= Exercise objective =
Skip the pictures and extract all of the lines exactly as written.

Records from a collection of figures:
-------

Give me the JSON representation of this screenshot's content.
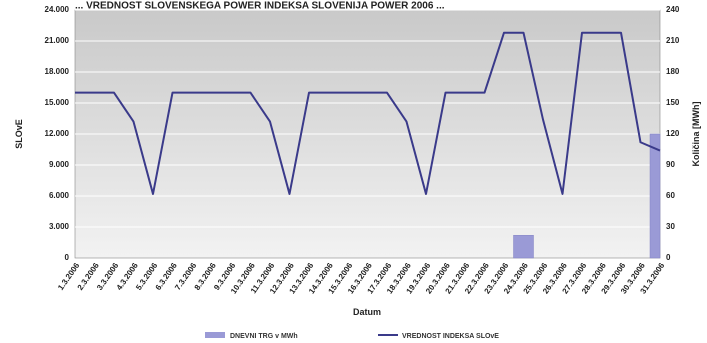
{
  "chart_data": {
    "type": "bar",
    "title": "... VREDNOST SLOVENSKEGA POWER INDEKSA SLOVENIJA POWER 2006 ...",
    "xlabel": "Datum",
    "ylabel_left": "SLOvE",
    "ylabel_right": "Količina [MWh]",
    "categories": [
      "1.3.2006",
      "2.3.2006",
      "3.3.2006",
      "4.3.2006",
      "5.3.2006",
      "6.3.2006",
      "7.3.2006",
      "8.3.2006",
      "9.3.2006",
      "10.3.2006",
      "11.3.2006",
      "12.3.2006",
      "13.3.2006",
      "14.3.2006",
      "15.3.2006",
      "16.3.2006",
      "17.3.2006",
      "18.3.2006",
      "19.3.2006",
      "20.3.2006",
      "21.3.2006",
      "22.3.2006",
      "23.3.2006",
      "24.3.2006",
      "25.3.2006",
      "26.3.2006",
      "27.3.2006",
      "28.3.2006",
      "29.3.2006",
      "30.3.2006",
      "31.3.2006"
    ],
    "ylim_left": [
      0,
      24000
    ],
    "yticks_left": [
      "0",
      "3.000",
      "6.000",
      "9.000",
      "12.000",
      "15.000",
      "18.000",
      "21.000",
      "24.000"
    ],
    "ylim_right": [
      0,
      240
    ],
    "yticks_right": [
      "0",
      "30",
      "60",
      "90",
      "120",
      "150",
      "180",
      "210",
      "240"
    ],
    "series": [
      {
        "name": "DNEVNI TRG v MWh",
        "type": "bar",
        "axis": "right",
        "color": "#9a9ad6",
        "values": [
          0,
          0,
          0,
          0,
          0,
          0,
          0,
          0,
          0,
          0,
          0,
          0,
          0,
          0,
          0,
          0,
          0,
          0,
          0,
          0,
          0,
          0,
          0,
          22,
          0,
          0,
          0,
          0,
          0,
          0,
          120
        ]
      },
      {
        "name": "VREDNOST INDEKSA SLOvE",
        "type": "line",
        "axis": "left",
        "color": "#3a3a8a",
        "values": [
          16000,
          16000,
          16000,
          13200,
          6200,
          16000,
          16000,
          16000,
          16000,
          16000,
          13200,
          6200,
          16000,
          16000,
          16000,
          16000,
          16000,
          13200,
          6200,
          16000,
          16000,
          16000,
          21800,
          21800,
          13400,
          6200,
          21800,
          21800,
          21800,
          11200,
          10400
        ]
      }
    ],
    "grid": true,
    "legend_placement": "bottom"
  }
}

-------

= Final result =
Give me the JSON representation of this screenshot's content.
{
  "chart_data": {
    "type": "bar",
    "title": "... VREDNOST SLOVENSKEGA POWER INDEKSA SLOVENIJA POWER 2006 ...",
    "xlabel": "Datum",
    "ylabel_left": "SLOvE",
    "ylabel_right": "Količina [MWh]",
    "categories": [
      "1.3.2006",
      "2.3.2006",
      "3.3.2006",
      "4.3.2006",
      "5.3.2006",
      "6.3.2006",
      "7.3.2006",
      "8.3.2006",
      "9.3.2006",
      "10.3.2006",
      "11.3.2006",
      "12.3.2006",
      "13.3.2006",
      "14.3.2006",
      "15.3.2006",
      "16.3.2006",
      "17.3.2006",
      "18.3.2006",
      "19.3.2006",
      "20.3.2006",
      "21.3.2006",
      "22.3.2006",
      "23.3.2006",
      "24.3.2006",
      "25.3.2006",
      "26.3.2006",
      "27.3.2006",
      "28.3.2006",
      "29.3.2006",
      "30.3.2006",
      "31.3.2006"
    ],
    "ylim_left": [
      0,
      24000
    ],
    "yticks_left": [
      "0",
      "3.000",
      "6.000",
      "9.000",
      "12.000",
      "15.000",
      "18.000",
      "21.000",
      "24.000"
    ],
    "ylim_right": [
      0,
      240
    ],
    "yticks_right": [
      "0",
      "30",
      "60",
      "90",
      "120",
      "150",
      "180",
      "210",
      "240"
    ],
    "series": [
      {
        "name": "DNEVNI TRG v MWh",
        "type": "bar",
        "axis": "right",
        "color": "#9a9ad6",
        "values": [
          0,
          0,
          0,
          0,
          0,
          0,
          0,
          0,
          0,
          0,
          0,
          0,
          0,
          0,
          0,
          0,
          0,
          0,
          0,
          0,
          0,
          0,
          0,
          22,
          0,
          0,
          0,
          0,
          0,
          0,
          120
        ]
      },
      {
        "name": "VREDNOST INDEKSA SLOvE",
        "type": "line",
        "axis": "left",
        "color": "#3a3a8a",
        "values": [
          16000,
          16000,
          16000,
          13200,
          6200,
          16000,
          16000,
          16000,
          16000,
          16000,
          13200,
          6200,
          16000,
          16000,
          16000,
          16000,
          16000,
          13200,
          6200,
          16000,
          16000,
          16000,
          21800,
          21800,
          13400,
          6200,
          21800,
          21800,
          21800,
          11200,
          10400
        ]
      }
    ],
    "grid": true,
    "legend_placement": "bottom"
  }
}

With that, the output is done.